* [Requirement]: Will you give every entry again exactly as it stands?

* [Rows]:
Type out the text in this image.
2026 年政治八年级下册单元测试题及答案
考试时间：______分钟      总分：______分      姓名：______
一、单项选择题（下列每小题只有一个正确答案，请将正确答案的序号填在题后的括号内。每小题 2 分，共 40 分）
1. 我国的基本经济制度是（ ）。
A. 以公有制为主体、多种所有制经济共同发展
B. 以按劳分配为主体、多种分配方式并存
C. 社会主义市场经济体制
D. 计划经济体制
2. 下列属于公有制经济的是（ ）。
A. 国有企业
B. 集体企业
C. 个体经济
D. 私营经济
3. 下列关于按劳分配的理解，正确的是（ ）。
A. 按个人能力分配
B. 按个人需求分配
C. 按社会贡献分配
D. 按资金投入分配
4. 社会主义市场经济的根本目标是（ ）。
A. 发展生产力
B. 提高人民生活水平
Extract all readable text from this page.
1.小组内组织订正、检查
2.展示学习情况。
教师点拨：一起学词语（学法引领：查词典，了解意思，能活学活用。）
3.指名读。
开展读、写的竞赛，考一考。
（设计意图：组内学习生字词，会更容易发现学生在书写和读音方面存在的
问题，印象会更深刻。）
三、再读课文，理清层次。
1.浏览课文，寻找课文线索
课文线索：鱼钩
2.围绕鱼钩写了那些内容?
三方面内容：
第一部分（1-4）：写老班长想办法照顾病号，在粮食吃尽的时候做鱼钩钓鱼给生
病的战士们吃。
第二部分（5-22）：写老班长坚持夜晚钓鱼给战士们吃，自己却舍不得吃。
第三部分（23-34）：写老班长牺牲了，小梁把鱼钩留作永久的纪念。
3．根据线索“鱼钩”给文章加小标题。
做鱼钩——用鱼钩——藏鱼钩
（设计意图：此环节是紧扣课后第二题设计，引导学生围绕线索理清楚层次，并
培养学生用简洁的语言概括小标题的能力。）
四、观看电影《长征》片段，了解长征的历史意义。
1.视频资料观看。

* [Exercise answer]:
Type out the text in this image.
2026 年政治八年级下册单元测试题及答案
考试时间：______分钟      总分：______分      姓名：______
一、单项选择题（下列每小题只有一个正确答案，请将正确答案的序号填在题后的括号内。每小题 2 分，共 40 分）
1. 我国的基本经济制度是（ ）。
A. 以公有制为主体、多种所有制经济共同发展
B. 以按劳分配为主体、多种分配方式并存
C. 社会主义市场经济体制
D. 计划经济体制
2. 下列属于公有制经济的是（ ）。
A. 国有企业
B. 集体企业
C. 个体经济
D. 私营经济
3. 下列关于按劳分配的理解，正确的是（ ）。
A. 按个人能力分配
B. 按个人需求分配
C. 按社会贡献分配
D. 按资金投入分配
4. 社会主义市场经济的根本目标是（ ）。
A. 发展生产力
B. 提高人民生活水平
Extract all readable text from this page.
1.小组内组织订正、检查
2.展示学习情况。
教师点拨：一起学词语（学法引领：查词典，了解意思，能活学活用。）
3.指名读。
开展读、写的竞赛，考一考。
（设计意图：组内学习生字词，会更容易发现学生在书写和读音方面存在的
问题，印象会更深刻。）
三、再读课文，理清层次。
1.浏览课文，寻找课文线索
课文线索：鱼钩
2.围绕鱼钩写了那些内容?
三方面内容：
第一部分（1-4）：写老班长想办法照顾病号，在粮食吃尽的时候做鱼钩钓鱼给生
病的战士们吃。
第二部分（5-22）：写老班长坚持夜晚钓鱼给战士们吃，自己却舍不得吃。
第三部分（23-34）：写老班长牺牲了，小梁把鱼钩留作永久的纪念。
3．根据线索“鱼钩”给文章加小标题。
做鱼钩——用鱼钩——藏鱼钩
（设计意图：此环节是紧扣课后第二题设计，引导学生围绕线索理清楚层次，并
培养学生用简洁的语言概括小标题的能力。）
四、观看电影《长征》片段，了解长征的历史意义。
1.视频资料观看。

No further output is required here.